▸ DATA LISTING:
— START —

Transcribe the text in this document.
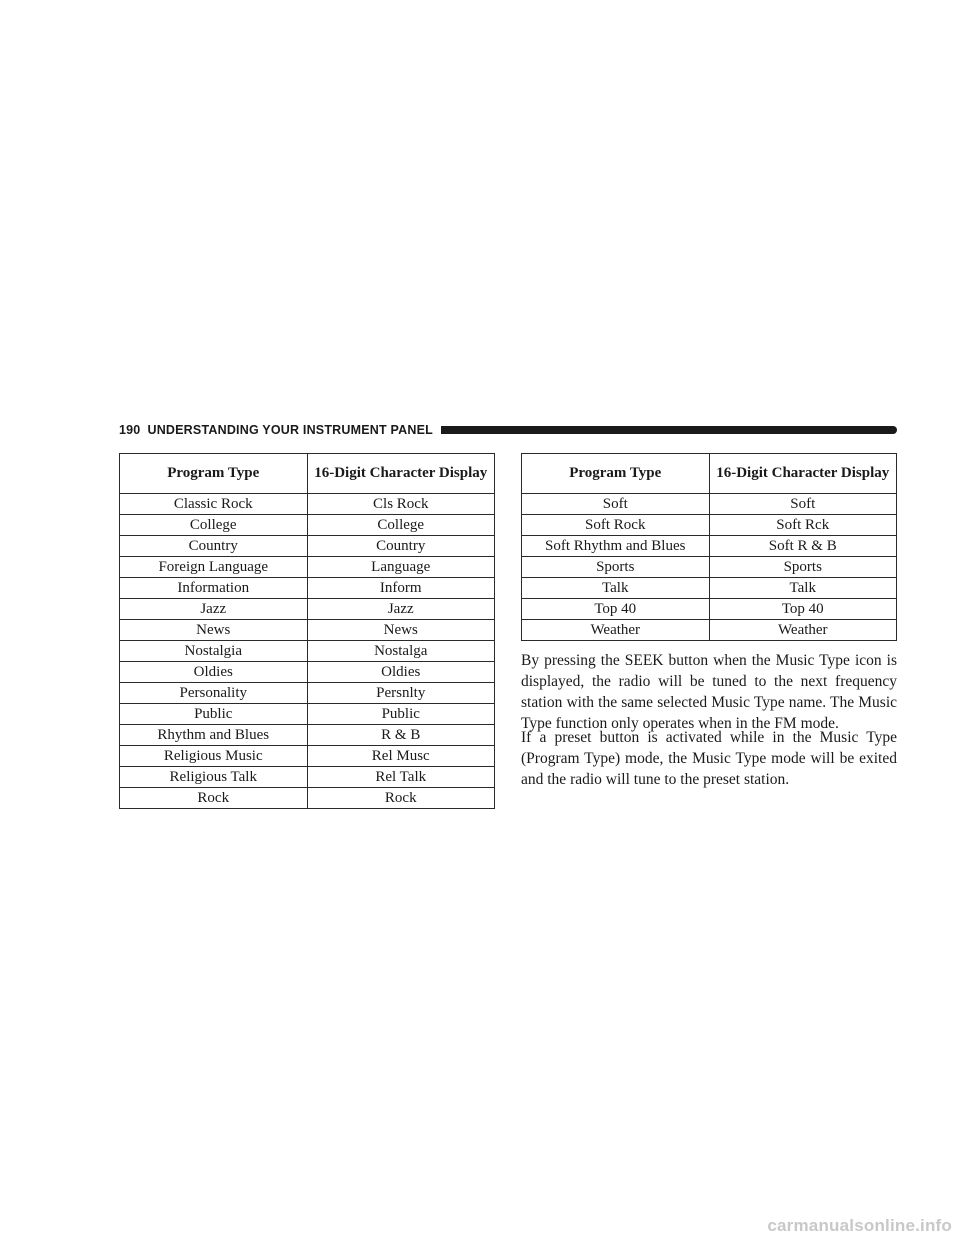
190 UNDERSTANDING YOUR INSTRUMENT PANEL
Program Type	16-Digit Character Display
Classic Rock	Cls Rock
College	College
Country	Country
Foreign Language	Language
Information	Inform
Jazz	Jazz
News	News
Nostalgia	Nostalga
Oldies	Oldies
Personality	Persnlty
Public	Public
Rhythm and Blues	R & B
Religious Music	Rel Musc
Religious Talk	Rel Talk
Rock	Rock
Program Type	16-Digit Character Display
Soft	Soft
Soft Rock	Soft Rck
Soft Rhythm and Blues	Soft R & B
Sports	Sports
Talk	Talk
Top 40	Top 40
Weather	Weather

By pressing the SEEK button when the Music Type icon is displayed, the radio will be tuned to the next frequency station with the same selected Music Type name. The Music Type function only operates when in the FM mode.

If a preset button is activated while in the Music Type (Program Type) mode, the Music Type mode will be exited and the radio will tune to the preset station.

carmanualsonline.info
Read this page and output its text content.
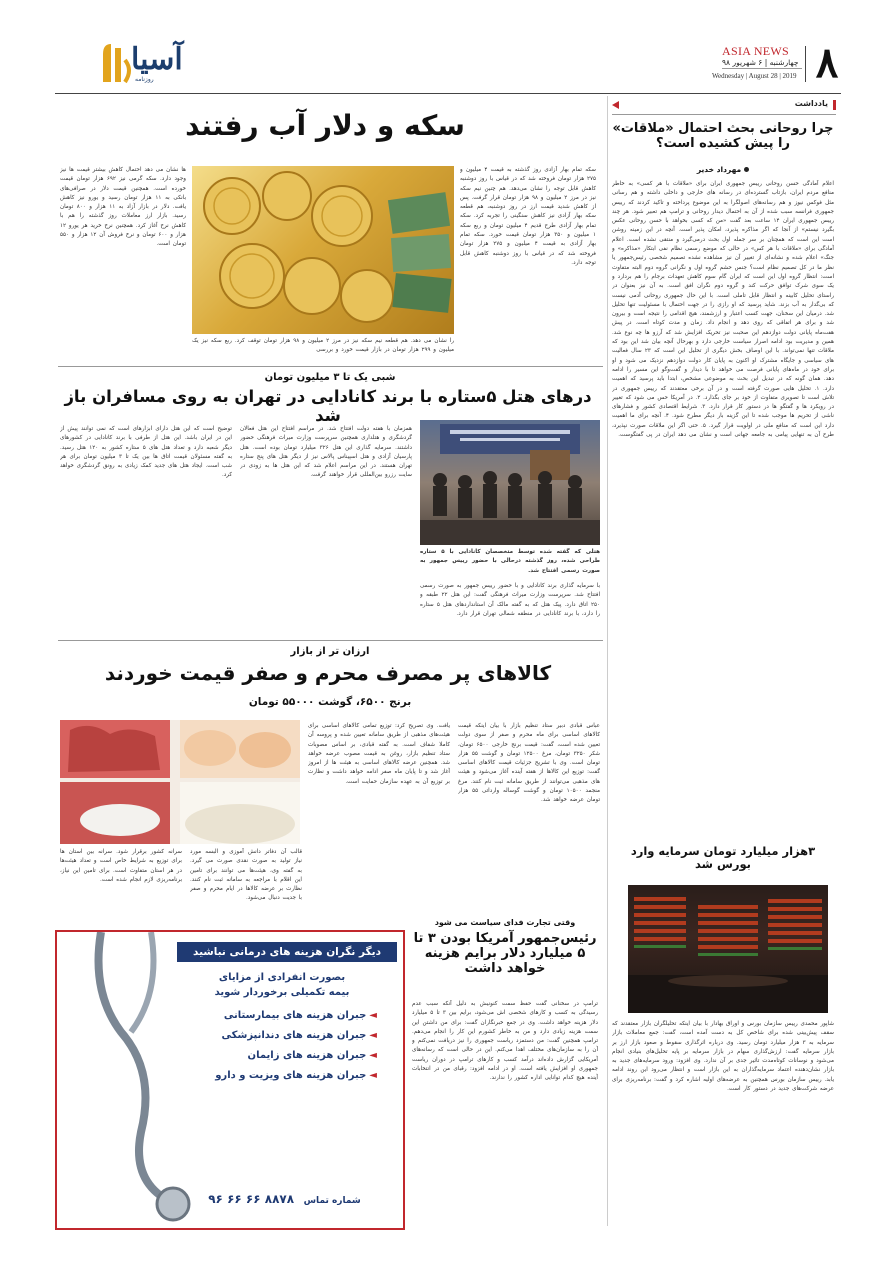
۸
ASIA NEWS
چهارشنبه | ۶ شهریور ۹۸
Wednesday | August 28 | 2019
آسیا
روزنامه
یادداشت
چرا روحانی بحث احتمال «ملاقات» را پیش کشیده است؟
مهرداد خدیر
اعلام آمادگی حسن روحانی رییس جمهوری ایران برای «ملاقات با هر کسی» به خاطر منافع مردم ایران، بازتاب گسترده‌ای در رسانه های خارجی و داخلی داشته و هم رسانی مثل فوکس نیوز و هم رسانه‌های اصولگرا به این موضوع پرداخته و تاکید کردند که رییس جمهوری فرانسه سبب شده از آن به احتمال دیدار روحانی و ترامپ هم تعبیر شود. هر چند رییس جمهوری ایران ۱۴ ساعت بعد گفت «من که کسی بخواهد با حسن روحانی عکس بگیرد نیستم» از آنجا که اگر مذاکره پذیرد، امکان پذیر است. آنچه در این زمینه روشن است این است که همچنان بر سر جمله اول بحث درمی‌گیرد و منتقی نشده است. اعلام آمادگی برای «ملاقات با هر کس» در حالی که موضع رسمی نظام نفی ابتکار «مذاکره» و جنگ» اعلام شده و نشانه‌ای از تغییر آن نیز مشاهده نشده تصمیم شخصی رئیس‌جمهور یا نظر ما در کل تصمیم نظام است؟ جنس حشم گروه اول و نگرانی گروه دوم البته متفاوت است: انتظار گروه اول این است که ایران گام سوم کاهش تعهدات برجام را هم بردارد و یک سوی شرک توافق حرکت کند و گروه دوم نگران افق است. به آن نیز بعنوان در راستای تحلیل کابینه و انتظار قابل تاملی است. با این حال جمهوری روحانی آدمی نیست که بی‌گدار به آب بزند. شاید پرسید که او رازی را در جهت احتمال با مسئولیت تنها تحلیل شد. درمیان این سخنان، جهت کسب اعتبار و ارزشمند، هیچ اقدامی را نتیجه است و بیرون شد و برای هر اتفاقی که روی دهد و انجام داد. زمان و مدت کوتاه است. در پیش هفت‌ماه پایانی دولت دوازدهم این صحبت نیز تحریک افزایش شد که آرزو ها چه نوع شد. همین و مدیریت بود ادامه اصرار سیاست خارجی دارد و بهرحال آنچه بیان شد این بود که ملاقات تنها نمی‌تواند. با این اوصاف بخش دیگری از تحلیل این است که ۲۳ سال فعالیت های سیاسی و جایگاه مشترک او اکنون به پایان کار دولت دوازدهم نزدیک می شود و او برای خود در ماه‌های پایانی فرصت می خواهد تا با دیدار و گفت‌وگو این مسیر را ادامه دهد. همان گونه که در تبدیل این بحث به موضوعی مشخص، ابتدا باید پرسید که اهمیت دارد. ۱. تحلیل هایی صورت گرفته است و در آن برخی معتقدند که رییس جمهوری در تلاش است تا تصویری متفاوت از خود بر جای بگذارد. ۲. در آمریکا حس می شود که تغییر در رویکرد ها و گفتگو ها در دستور کار قرار دارد. ۳. شرایط اقتصادی کشور و فشارهای ناشی از تحریم ها موجب شده تا این گزینه بار دیگر مطرح شود. ۴. آنچه برای ما اهمیت دارد این است که منافع ملی در اولویت قرار گیرد. ۵. حتی اگر این ملاقات صورت نپذیرد، طرح آن به تنهایی پیامی به جامعه جهانی است و نشان می دهد ایران در پی گفتگوست.
۳هزار میلیارد تومان سرمایه وارد بورس شد
شاپور محمدی رییس سازمان بورس و اوراق بهادار با بیان اینکه تحلیلگران بازار معتقدند که سقف پیش‌بینی شده برای شاخص کل به دست آمده است، گفت: جمع معاملات بازار سرمایه به ۳ هزار میلیارد تومان رسید. وی درباره اثرگذاری سقوط و صعود بازار ارز بر بازار سرمایه گفت: ارزش‌گذاری سهام در بازار سرمایه بر پایه تحلیل‌های بنیادی انجام می‌شود و نوسانات کوتاه‌مدت تاثیر جدی بر آن ندارد. وی افزود: ورود سرمایه‌های جدید به بازار نشان‌دهنده اعتماد سرمایه‌گذاران به این بازار است و انتظار می‌رود این روند ادامه یابد. رییس سازمان بورس همچنین به عرضه‌های اولیه اشاره کرد و گفت: برنامه‌ریزی برای عرضه شرکت‌های جدید در دستور کار است.
سکه و دلار آب رفتند
سکه تمام بهار آزادی روز گذشته به قیمت ۴ میلیون و ۲۷۵ هزار تومان فروخته شد که در قیاس با روز دوشنبه کاهش قابل توجه را نشان می‌دهد. هم چنین نیم سکه نیز در مرز ۲ میلیون و ۹۸ هزار تومان قرار گرفت. پس از کاهش شدید قیمت ارز در روز دوشنبه، هم قطعه سکه بهار آزادی نیز کاهش سنگینی را تجربه کرد. سکه تمام بهار آزادی طرح قدیم ۴ میلیون تومان و ربع سکه ۱ میلیون و ۳۵۰ هزار تومان قیمت خورد. سکه تمام بهار آزادی به قیمت ۴ میلیون و ۲۷۵ هزار تومان فروخته شد که در قیاس با روز دوشنبه کاهش قابل توجه دارد.
را نشان می دهد. هم قطعه نیم سکه نیز در مرز ۲ میلیون و ۹۸ هزار تومان توقف کرد. ربع سکه نیز یک میلیون و ۲۹۹ هزار تومان در بازار قیمت خورد و بررسی
ها نشان می دهد احتمال کاهش بیشتر قیمت ها نیز وجود دارد. سکه گرمی نیز ۶۹۲ هزار تومان قیمت خورده است. همچنین قیمت دلار در صرافی‌های بانکی به ۱۱ هزار تومان رسید و یورو نیز کاهش یافت. دلار در بازار آزاد به ۱۱ هزار و ۸۰۰ تومان رسید. بازار ارز معاملات روز گذشته را هم با کاهش نرخ آغاز کرد. همچنین نرخ خرید هر یورو ۱۲ هزار و ۶۰۰ تومان و نرخ فروش آن ۱۲ هزار و ۵۵۰ تومان است.
شبی یک تا ۳ میلیون تومان
درهای هتل ۵ستاره با برند کانادایی در تهران به روی مسافران باز شد
هتلی که گفته شده توسط متخصصان کانادایی با ۵ ستاره طراحی شده، روز گذشته درحالی با حضور رییس جمهور به صورت رسمی افتتاح شد.
با سرمایه گذاری برند کانادایی و با حضور رییس جمهور به صورت رسمی افتتاح شد. سرپرست وزارت میراث فرهنگی گفت: این هتل ۲۲ طبقه و ۲۵۰ اتاق دارد. پیک هتل که به گفته مالک آن استانداردهای هتل ۵ ستاره را دارد، با برند کانادایی در منطقه شمالی تهران قرار دارد.
همزمان با هفته دولت افتتاح شد. در مراسم افتتاح این هتل فعالان گردشگری و هتلداری همچنین سرپرست وزارت میراث فرهنگی حضور داشتند. سرمایه گذاری این هتل ۳۲۶ میلیارد تومان بوده است. هتل پارسیان آزادی و هتل اسپیناس پالاس نیز از دیگر هتل های پنج ستاره تهران هستند. در این مراسم اعلام شد که این هتل ها به زودی در سایت رزرو بین‌المللی قرار خواهند گرفت.
توضیح است که این هتل دارای ابزارهای است که نمی توانند پیش از این در ایران باشد. این هتل از طرفی با برند کانادایی در کشورهای دیگر شعبه دارد و تعداد هتل های ۵ ستاره کشور به ۱۲۰ هتل رسید. به گفته مسئولان قیمت اتاق ها بین یک تا ۳ میلیون تومان برای هر شب است. ایجاد هتل های جدید کمک زیادی به رونق گردشگری خواهد کرد.
ارزان تر از بازار
کالاهای پر مصرف محرم و صفر قیمت خوردند
برنج ۶۵۰۰، گوشت ۵۵۰۰۰ تومان
عباس قبادی دبیر ستاد تنظیم بازار با بیان اینکه قیمت کالاهای اساسی برای ماه محرم و صفر از سوی دولت تعیین شده است، گفت: قیمت برنج خارجی ۶۵۰۰ تومان، شکر ۳۲۵۰ تومان، مرغ ۱۲۵۰۰ تومان و گوشت ۵۵ هزار تومان است. وی با تشریح جزئیات قیمت کالاهای اساسی گفت: توزیع این کالاها از هفته آینده آغاز می‌شود و هیئت های مذهبی می‌توانند از طریق سامانه ثبت نام کنند. مرغ منجمد ۱۰۵۰۰ تومان و گوشت گوساله وارداتی ۵۵ هزار تومان عرضه خواهد شد.
یافت. وی تصریح کرد: توزیع تمامی کالاهای اساسی برای هیئت‌های مذهبی از طریق سامانه تعیین شده و پروسه آن کاملا شفاف است. به گفته قبادی، بر اساس مصوبات ستاد تنظیم بازار، روغن به قیمت مصوب عرضه خواهد شد. همچنین عرضه کالاهای اساسی به هیئت ها از امروز آغاز شد و تا پایان ماه صفر ادامه خواهد داشت و نظارت بر توزیع آن به عهده سازمان حمایت است.
قالب آن دفاتر دانش آموزی و البسه مورد نیاز تولید به صورت نقدی صورت می گیرد. به گفته وی، هیئت‌ها می توانند برای تامین این اقلام با مراجعه به سامانه ثبت نام کنند. نظارت بر عرضه کالاها در ایام محرم و صفر با جدیت دنبال می‌شود.
سرانه کشور برقرار شود. سرانه بین استان ها برای توزیع به شرایط خاص است و تعداد هیئت‌ها در هر استان متفاوت است. برای تامین این نیاز، برنامه‌ریزی لازم انجام شده است.
وقتی تجارت فدای سیاست می شود
رئیس‌جمهور آمریکا بودن ۳ تا ۵ میلیارد دلار برایم هزینه خواهد داشت
ترامپ در سخنانی گفت حفظ سمت کنونیش به دلیل آنکه سبب عدم رسیدگی به کسب و کارهای شخصی اش می‌شود، برایم بین ۳ تا ۵ میلیارد دلار هزینه خواهد داشت. وی در جمع خبرنگاران گفت: برای من داشتن این سمت هزینه زیادی دارد و من به خاطر کشورم این کار را انجام می‌دهم. ترامپ همچنین گفت: من دستمزد ریاست جمهوری را نیز دریافت نمی‌کنم و آن را به سازمان‌های مختلف اهدا می‌کنم. این در حالی است که رسانه‌های آمریکایی گزارش داده‌اند درآمد کسب و کارهای ترامپ در دوران ریاست جمهوری او افزایش یافته است. او در ادامه افزود: رقبای من در انتخابات آینده هیچ کدام توانایی اداره کشور را ندارند.
دیگر نگران هزینه های درمانی نباشید
بصورت انفرادی از مزایای بیمه تکمیلی برخوردار شوید
◄جبران هزینه های بیمارستانی
◄جبران هزینه های دندانپزشکی
◄جبران هزینه های زایمان
◄جبران هزینه های ویزیت و دارو
شماره تماس ۸۸۷۸ ۶۶ ۶۶ ۹۶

— END —

▸ EXERCISE: Go through the records and copy each line with "Blues" in it.

▸ THE OUTPUT:
Rhythm and Blues	R & B
Soft Rhythm and Blues	Soft R & B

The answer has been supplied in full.